##### RECORDS TO PROCESS #####
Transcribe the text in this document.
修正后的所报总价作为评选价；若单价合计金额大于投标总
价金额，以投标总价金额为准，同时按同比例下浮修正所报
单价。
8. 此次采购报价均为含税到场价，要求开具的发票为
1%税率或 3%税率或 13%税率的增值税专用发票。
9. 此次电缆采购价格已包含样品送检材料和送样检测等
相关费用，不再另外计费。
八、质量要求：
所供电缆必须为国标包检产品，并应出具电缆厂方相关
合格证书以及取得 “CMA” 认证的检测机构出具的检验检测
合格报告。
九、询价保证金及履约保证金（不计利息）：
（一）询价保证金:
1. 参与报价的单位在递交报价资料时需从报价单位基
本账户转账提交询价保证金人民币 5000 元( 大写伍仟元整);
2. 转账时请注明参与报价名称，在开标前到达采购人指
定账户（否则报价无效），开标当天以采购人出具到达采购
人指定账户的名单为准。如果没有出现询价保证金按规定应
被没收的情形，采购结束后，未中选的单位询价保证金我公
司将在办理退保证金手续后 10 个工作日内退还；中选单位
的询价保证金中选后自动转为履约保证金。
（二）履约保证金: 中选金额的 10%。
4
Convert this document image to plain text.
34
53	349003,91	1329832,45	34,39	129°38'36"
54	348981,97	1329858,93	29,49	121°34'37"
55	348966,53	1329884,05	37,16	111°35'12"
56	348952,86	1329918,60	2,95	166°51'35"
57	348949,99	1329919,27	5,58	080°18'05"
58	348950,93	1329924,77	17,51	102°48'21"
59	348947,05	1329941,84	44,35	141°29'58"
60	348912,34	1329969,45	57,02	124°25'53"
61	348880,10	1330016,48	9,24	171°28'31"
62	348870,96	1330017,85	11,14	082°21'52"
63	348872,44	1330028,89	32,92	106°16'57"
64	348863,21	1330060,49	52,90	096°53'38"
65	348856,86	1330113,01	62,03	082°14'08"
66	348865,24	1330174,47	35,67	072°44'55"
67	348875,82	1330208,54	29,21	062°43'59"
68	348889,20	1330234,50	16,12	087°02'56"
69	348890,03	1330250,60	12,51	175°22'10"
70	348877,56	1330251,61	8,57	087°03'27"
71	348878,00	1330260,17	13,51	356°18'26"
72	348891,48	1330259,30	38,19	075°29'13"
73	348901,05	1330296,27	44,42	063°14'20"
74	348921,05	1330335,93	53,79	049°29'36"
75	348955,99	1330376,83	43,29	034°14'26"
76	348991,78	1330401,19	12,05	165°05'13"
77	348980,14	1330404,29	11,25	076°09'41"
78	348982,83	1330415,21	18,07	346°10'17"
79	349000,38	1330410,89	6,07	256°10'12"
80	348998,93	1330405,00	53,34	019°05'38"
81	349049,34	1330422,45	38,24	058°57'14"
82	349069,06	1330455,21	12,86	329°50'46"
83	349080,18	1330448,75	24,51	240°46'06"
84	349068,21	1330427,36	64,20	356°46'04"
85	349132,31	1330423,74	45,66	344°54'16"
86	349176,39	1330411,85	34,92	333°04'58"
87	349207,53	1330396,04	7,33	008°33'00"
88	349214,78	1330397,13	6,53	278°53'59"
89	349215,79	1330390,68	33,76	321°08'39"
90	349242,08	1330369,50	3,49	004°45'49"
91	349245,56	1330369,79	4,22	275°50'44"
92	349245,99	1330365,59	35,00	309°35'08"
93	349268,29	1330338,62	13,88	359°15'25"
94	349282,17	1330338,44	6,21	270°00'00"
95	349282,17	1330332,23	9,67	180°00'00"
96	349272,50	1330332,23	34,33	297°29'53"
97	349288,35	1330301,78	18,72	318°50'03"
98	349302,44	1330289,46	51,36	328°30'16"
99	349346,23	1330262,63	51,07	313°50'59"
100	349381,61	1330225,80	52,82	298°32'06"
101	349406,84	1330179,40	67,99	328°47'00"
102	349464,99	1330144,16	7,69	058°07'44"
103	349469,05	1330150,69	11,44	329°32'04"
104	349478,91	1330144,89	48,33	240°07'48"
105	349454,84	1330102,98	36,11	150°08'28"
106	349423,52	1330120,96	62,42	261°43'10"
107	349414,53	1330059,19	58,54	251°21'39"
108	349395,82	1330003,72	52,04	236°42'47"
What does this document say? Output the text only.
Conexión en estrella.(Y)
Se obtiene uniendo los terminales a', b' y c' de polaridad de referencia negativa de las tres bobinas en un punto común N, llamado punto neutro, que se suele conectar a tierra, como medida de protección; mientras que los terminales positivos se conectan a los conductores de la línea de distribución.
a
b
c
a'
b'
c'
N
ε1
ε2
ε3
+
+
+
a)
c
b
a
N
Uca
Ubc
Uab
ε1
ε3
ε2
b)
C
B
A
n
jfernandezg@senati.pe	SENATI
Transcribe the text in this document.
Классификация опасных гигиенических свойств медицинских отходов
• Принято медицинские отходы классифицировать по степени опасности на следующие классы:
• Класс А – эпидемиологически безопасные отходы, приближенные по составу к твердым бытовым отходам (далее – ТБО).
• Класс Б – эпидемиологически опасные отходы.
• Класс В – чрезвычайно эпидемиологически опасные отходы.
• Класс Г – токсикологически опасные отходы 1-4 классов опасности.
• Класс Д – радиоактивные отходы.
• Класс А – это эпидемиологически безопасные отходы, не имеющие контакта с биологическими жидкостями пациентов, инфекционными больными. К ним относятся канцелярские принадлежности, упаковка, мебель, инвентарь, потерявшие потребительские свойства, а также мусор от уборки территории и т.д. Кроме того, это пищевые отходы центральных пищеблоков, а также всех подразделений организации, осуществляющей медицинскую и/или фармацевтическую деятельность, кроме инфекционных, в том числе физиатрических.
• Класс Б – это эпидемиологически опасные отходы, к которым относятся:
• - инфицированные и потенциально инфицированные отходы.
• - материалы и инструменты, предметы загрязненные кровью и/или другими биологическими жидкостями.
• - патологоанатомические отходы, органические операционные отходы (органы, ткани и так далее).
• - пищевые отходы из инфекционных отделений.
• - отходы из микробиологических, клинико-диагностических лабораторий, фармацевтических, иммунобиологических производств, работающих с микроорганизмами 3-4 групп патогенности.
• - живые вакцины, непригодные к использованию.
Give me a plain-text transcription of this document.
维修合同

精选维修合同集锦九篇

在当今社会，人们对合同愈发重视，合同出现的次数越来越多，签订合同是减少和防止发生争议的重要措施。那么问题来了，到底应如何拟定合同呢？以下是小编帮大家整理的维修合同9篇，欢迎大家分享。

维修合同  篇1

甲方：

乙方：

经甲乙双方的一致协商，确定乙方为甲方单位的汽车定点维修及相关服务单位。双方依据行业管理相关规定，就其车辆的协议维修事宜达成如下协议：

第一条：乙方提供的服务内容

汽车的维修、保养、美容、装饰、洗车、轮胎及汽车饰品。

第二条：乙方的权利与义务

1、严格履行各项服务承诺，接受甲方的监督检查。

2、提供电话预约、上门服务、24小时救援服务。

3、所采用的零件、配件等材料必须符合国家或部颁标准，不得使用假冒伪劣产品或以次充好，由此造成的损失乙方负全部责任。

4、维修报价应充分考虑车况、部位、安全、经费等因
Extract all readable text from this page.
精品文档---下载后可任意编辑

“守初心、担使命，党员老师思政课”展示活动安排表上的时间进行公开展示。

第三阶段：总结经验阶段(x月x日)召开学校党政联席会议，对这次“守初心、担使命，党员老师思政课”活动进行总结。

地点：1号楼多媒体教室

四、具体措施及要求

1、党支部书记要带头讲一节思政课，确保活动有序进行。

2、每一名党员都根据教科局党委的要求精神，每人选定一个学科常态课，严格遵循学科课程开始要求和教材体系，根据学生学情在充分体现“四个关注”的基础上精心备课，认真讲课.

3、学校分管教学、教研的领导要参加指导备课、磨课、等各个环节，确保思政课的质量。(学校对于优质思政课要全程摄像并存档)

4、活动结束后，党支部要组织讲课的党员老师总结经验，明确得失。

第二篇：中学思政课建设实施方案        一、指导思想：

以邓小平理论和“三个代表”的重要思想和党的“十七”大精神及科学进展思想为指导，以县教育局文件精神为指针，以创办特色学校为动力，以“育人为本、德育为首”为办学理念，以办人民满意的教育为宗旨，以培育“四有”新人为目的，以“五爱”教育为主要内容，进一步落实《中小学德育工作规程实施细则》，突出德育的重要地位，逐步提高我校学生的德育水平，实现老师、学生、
#####
Set down only these lines, exactly: the line containing "Extract all readable text from this page." and each line after it, through the end of the listing.

Extract all readable text from this page.
精品文档---下载后可任意编辑

“守初心、担使命，党员老师思政课”展示活动安排表上的时间进行公开展示。

第三阶段：总结经验阶段(x月x日)召开学校党政联席会议，对这次“守初心、担使命，党员老师思政课”活动进行总结。

地点：1号楼多媒体教室

四、具体措施及要求

1、党支部书记要带头讲一节思政课，确保活动有序进行。

2、每一名党员都根据教科局党委的要求精神，每人选定一个学科常态课，严格遵循学科课程开始要求和教材体系，根据学生学情在充分体现“四个关注”的基础上精心备课，认真讲课.

3、学校分管教学、教研的领导要参加指导备课、磨课、等各个环节，确保思政课的质量。(学校对于优质思政课要全程摄像并存档)

4、活动结束后，党支部要组织讲课的党员老师总结经验，明确得失。

第二篇：中学思政课建设实施方案        一、指导思想：

以邓小平理论和“三个代表”的重要思想和党的“十七”大精神及科学进展思想为指导，以县教育局文件精神为指针，以创办特色学校为动力，以“育人为本、德育为首”为办学理念，以办人民满意的教育为宗旨，以培育“四有”新人为目的，以“五爱”教育为主要内容，进一步落实《中小学德育工作规程实施细则》，突出德育的重要地位，逐步提高我校学生的德育水平，实现老师、学生、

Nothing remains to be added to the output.